■ **Records supplied**:

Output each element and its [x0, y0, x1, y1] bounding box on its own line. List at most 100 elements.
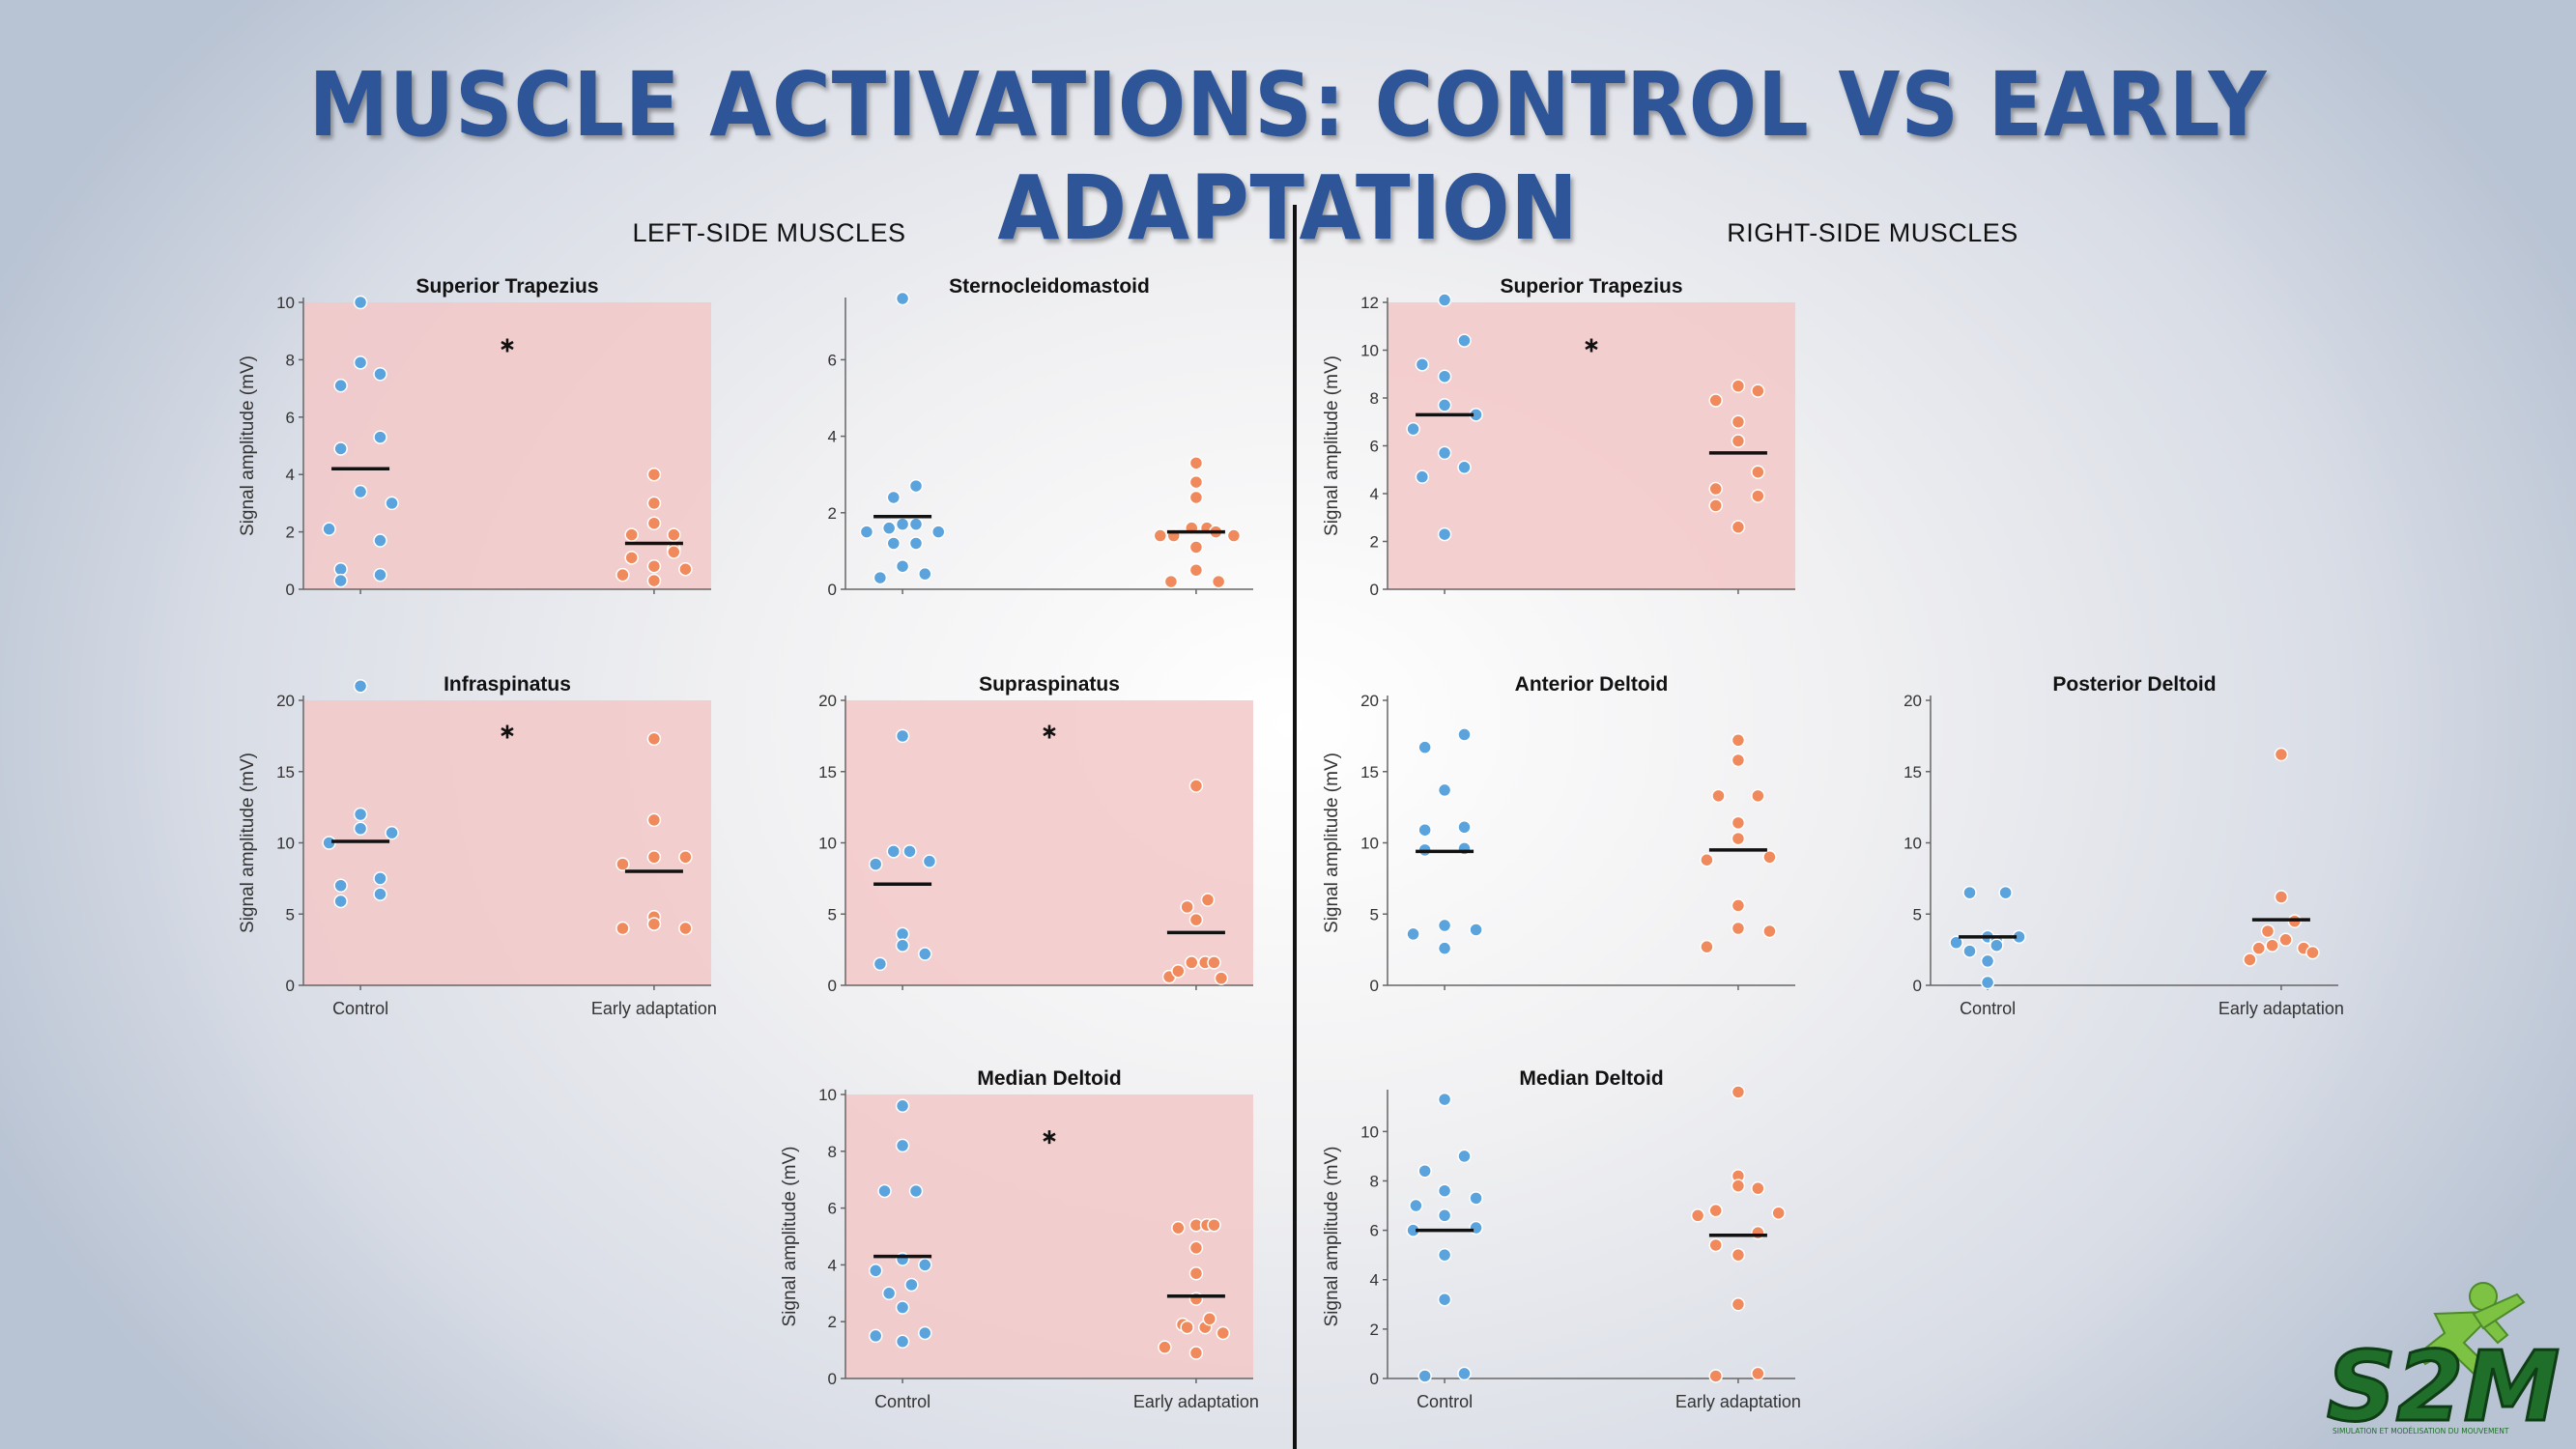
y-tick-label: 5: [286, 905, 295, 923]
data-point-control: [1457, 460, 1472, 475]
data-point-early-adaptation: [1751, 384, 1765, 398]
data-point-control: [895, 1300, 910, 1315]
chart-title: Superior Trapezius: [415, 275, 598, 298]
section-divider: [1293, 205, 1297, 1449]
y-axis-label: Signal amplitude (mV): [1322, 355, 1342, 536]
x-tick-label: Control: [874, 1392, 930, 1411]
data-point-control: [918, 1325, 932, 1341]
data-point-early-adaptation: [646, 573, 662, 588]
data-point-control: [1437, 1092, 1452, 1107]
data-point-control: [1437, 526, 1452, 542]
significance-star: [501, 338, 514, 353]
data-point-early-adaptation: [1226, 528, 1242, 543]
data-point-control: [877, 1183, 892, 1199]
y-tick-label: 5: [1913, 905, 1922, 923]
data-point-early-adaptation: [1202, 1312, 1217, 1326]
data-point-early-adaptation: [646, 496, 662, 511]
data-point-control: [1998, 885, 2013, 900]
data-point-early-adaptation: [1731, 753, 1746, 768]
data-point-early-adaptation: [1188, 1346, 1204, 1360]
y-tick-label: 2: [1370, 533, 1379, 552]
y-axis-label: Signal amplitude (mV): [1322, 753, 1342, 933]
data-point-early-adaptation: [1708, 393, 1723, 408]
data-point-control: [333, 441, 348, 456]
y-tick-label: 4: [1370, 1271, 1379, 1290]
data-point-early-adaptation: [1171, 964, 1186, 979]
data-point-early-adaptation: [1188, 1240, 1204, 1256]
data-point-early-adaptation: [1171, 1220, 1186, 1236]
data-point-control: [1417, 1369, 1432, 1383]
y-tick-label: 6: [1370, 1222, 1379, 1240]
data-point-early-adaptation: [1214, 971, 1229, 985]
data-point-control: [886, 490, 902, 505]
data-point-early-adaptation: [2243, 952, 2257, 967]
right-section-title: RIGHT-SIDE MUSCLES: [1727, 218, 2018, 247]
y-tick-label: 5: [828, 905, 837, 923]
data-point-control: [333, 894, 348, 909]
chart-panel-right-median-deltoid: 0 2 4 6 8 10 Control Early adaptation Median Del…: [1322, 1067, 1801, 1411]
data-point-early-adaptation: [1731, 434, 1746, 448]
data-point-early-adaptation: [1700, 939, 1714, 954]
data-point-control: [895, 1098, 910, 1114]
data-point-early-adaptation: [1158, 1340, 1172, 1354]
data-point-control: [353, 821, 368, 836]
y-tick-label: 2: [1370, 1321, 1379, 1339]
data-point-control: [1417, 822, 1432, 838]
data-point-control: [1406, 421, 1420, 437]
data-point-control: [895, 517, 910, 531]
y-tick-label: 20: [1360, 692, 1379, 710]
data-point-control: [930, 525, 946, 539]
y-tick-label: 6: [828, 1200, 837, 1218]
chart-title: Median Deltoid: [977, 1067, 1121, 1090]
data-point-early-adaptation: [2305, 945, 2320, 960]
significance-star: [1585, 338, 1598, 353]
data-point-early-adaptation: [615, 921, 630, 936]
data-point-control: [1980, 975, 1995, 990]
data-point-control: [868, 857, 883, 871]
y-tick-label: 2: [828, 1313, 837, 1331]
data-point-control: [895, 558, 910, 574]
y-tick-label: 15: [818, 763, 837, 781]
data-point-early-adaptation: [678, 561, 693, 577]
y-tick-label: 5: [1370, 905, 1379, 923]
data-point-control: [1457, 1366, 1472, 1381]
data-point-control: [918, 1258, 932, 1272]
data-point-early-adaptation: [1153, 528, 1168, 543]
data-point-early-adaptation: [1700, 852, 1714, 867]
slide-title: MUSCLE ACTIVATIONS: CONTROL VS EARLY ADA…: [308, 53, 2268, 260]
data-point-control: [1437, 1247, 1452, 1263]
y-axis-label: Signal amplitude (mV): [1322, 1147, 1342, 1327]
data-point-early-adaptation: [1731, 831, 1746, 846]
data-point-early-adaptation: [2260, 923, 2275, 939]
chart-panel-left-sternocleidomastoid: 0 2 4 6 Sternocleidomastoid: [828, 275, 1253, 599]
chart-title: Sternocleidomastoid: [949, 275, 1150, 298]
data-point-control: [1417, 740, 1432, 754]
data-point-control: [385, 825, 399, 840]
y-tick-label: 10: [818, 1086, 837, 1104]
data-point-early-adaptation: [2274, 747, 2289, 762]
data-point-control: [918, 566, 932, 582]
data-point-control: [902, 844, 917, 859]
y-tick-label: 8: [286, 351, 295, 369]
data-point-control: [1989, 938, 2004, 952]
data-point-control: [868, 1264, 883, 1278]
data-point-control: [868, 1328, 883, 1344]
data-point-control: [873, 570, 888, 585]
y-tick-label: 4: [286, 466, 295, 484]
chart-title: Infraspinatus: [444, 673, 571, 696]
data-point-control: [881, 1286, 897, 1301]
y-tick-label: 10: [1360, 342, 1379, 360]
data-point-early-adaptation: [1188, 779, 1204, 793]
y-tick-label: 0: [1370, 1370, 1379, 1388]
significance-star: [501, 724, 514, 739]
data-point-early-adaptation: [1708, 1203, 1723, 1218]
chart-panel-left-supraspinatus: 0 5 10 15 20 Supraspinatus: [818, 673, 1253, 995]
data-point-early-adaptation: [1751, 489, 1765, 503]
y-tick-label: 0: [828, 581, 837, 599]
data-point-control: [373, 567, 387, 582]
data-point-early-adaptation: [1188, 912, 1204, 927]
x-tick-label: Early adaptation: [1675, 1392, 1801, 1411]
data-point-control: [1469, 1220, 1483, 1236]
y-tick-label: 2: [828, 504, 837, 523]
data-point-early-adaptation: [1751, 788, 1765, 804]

---

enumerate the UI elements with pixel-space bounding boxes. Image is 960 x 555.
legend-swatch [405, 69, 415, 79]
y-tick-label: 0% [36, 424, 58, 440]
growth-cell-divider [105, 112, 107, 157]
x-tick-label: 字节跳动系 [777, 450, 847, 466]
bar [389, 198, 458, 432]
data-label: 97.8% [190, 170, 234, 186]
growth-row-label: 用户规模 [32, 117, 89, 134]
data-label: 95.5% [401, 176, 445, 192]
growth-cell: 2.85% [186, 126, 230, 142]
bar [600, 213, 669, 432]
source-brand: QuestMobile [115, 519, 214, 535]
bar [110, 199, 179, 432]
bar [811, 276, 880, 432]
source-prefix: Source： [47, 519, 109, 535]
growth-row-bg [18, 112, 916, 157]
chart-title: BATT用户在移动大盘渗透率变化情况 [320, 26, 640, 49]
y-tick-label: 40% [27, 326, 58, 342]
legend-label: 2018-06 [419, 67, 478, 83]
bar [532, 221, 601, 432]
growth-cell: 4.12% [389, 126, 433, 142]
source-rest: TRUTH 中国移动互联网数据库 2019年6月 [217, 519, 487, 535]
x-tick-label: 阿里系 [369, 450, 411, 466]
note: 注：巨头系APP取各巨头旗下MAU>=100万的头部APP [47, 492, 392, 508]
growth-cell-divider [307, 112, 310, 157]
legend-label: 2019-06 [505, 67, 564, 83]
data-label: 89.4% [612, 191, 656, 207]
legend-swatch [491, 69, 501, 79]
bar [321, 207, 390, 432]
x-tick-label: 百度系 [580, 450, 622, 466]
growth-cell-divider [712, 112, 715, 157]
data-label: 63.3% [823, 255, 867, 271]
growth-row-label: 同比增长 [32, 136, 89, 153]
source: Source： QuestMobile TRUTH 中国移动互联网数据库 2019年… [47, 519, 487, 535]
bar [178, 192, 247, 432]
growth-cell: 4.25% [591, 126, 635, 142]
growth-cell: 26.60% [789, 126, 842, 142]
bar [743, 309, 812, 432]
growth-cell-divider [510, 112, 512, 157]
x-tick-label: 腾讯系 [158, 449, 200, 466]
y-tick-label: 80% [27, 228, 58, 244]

--

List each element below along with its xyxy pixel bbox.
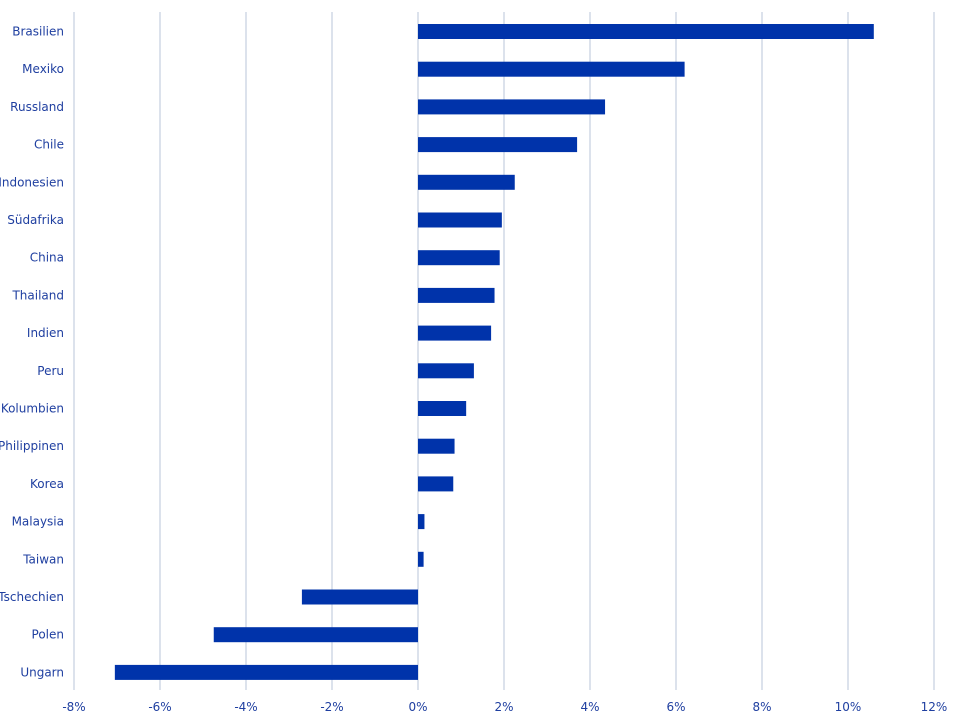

■ **Written problem**: In the records, take the part that opens with the line containing "Output each element" and closes with the line containing "chart-title: Superior Trapezius: [415, 275, 598, 298]", and give only those lines again with "data-point-control" switched to "data-point-baseline" and everything else unchanged. Leave the pictures out of the answer.

■ **Correct response**:
Output each element and its [x0, y0, x1, y1] bounding box on its own line. List at most 100 elements.
y-tick-label: 5: [286, 905, 295, 923]
data-point-baseline: [1457, 460, 1472, 475]
data-point-early-adaptation: [1751, 384, 1765, 398]
data-point-baseline: [895, 1300, 910, 1315]
chart-title: Superior Trapezius: [415, 275, 598, 298]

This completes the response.